> Selected text
Each discover() call returns an independent registry; merge() combines them with a (kind, name) uniqueness check. The consumer application decides the order of discover() calls and which sources to include.

Directory layout conventions

plugins/ # root, passed to discover()
├── {category}/ # optional grouping for humans
│ └── {plugin_name}/ # plugin root
│ ├── dagstack.toml # REQUIRED
│ ├── plugin.py # entry_point module
│ ├── tests/ # locally-run contract tests (optional)
│ └── README.md # plugin description (optional)
└── {plugin_name}/ # a flat layout is also valid
├── dagstack.toml
└── plugin.py
  • Category directories (llm/, tool/, chunker/) are a grouping for humans. kind is taken from dagstack.toml, not from the path.
  • The plugin directory name SHOULD match name in the manifest for readability, but this is not required.
  • tests/ inside a plugin — for plugin-local contract tests.

Interaction with other mechanisms

MechanismUse casePriority in the application
discover(path)In-project plugins, folder-basedPrimary
register_module(mod)Programmatic registration, bridges, testingFallback
load_entry_points()Pip-installed pluginsSecondary (distribution)

All three register into the same PluginRegistry. Duplicates of (kind, name) raise AmbiguousPlugin rather than silently overriding. An explicit override API is reserved for Phase 1+; today, resolve the duplicate at the manifest level (rename the plugin, drop the duplicate folder, or filter the discovery root with ignore=).

> What to work on
Continue the plugin discovery documentation from its final sentence.

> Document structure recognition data

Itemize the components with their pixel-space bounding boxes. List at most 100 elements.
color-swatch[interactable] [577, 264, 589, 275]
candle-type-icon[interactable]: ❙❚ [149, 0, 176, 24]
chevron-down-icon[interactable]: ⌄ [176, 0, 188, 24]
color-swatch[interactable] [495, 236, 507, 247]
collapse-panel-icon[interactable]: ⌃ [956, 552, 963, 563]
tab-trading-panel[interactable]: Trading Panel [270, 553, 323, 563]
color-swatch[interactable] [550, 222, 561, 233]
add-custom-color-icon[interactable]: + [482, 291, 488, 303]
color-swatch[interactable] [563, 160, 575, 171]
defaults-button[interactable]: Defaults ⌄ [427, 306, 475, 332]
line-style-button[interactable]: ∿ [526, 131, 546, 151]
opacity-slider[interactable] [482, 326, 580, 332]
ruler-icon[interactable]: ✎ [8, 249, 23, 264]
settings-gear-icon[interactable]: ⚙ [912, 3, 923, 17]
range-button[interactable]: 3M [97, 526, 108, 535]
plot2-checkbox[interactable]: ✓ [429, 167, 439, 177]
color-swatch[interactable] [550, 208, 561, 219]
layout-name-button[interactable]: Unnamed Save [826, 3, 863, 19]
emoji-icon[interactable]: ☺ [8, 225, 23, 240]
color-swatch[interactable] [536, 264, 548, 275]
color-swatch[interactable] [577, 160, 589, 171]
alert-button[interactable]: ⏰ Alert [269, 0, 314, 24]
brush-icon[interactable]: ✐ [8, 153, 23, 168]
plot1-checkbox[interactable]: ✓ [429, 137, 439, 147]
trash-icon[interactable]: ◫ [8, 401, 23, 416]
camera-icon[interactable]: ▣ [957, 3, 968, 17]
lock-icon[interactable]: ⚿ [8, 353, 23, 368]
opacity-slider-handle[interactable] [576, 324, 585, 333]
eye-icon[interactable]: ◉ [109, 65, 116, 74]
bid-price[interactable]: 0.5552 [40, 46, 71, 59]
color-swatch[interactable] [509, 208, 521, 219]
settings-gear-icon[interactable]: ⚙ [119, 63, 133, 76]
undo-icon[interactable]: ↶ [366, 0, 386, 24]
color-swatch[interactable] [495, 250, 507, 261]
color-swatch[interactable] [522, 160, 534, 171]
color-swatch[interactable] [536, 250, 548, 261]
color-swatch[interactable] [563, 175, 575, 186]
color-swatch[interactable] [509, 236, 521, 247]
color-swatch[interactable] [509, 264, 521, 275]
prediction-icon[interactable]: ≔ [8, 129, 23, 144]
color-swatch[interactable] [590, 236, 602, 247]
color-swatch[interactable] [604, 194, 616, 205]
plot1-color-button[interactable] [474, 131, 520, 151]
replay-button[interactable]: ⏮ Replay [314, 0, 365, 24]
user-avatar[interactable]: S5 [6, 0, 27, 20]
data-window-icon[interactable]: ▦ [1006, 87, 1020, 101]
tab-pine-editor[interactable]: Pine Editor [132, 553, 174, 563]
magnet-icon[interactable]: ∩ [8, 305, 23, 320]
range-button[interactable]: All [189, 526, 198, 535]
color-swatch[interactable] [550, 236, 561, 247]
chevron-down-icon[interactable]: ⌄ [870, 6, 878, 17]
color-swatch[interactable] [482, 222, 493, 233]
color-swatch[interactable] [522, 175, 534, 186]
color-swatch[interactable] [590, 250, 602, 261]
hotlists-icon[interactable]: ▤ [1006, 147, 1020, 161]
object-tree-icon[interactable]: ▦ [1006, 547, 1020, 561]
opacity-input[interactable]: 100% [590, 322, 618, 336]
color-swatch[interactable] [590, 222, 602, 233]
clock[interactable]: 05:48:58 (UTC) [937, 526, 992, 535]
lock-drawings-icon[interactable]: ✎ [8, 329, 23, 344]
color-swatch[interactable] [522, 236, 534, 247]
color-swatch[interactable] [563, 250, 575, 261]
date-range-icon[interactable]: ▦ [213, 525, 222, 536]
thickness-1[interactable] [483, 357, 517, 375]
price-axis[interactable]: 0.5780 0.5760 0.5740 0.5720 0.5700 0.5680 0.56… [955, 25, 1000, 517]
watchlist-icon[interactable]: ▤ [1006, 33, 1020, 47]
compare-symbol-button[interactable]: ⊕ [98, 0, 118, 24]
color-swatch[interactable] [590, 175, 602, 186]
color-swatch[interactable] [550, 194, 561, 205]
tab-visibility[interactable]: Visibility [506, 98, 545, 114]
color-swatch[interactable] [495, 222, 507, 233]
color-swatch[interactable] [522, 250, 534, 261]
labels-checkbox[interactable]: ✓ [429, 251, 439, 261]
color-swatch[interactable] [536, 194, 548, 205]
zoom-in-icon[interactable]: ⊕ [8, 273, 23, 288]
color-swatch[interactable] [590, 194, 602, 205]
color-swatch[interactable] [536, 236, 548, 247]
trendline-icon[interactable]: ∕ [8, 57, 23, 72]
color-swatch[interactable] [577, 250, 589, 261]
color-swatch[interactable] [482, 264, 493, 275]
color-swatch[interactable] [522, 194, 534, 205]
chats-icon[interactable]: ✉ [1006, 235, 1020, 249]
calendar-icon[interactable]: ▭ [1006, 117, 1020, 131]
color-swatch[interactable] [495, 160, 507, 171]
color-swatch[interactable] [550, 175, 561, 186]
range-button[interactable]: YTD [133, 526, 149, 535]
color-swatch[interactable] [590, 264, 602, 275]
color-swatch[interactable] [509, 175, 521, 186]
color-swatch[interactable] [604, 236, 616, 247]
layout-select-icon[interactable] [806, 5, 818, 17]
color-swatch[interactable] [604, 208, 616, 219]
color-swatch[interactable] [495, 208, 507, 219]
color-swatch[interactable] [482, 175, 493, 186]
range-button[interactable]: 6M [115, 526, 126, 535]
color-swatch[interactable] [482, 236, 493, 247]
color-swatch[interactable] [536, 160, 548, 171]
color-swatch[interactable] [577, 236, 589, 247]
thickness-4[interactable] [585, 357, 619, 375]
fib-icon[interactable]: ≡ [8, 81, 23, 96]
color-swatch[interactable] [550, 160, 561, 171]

> Exercise answer
Migrating away from existing boilerplate patterns

Applications that still write their own discovery code (directory traversal, TOML parsing, registration) MAY migrate to discover() incrementally:

  1. Keep the existing boilerplate for backward compatibility until all plugins have been moved onto dagstack.toml.
  2. Create new plugins straight away under plugins/<name>/dagstack.toml + plugin.py.
  3. Once all plugins are migrated, remove the boilerplate and replace it with a discover("plugins/") call in the lifespan.

Consequences

Positive:

  • Zero-boilerplate plugin onboarding — create a folder with two files and you are done.
  • Namespace isolation through importlib — plugins do not conflict with each other even if they use identical module names.
  • A single manifest format (dagstack.toml) for folder-based and pip packages — a pip plugin moves into plugins/ by being copied.
  • Hot-reload ready — directory watcher + repeat discover() = dev-mode in future phases.
  • Testability — plugin-local tests/ lets contract tests for each plugin run in isolation.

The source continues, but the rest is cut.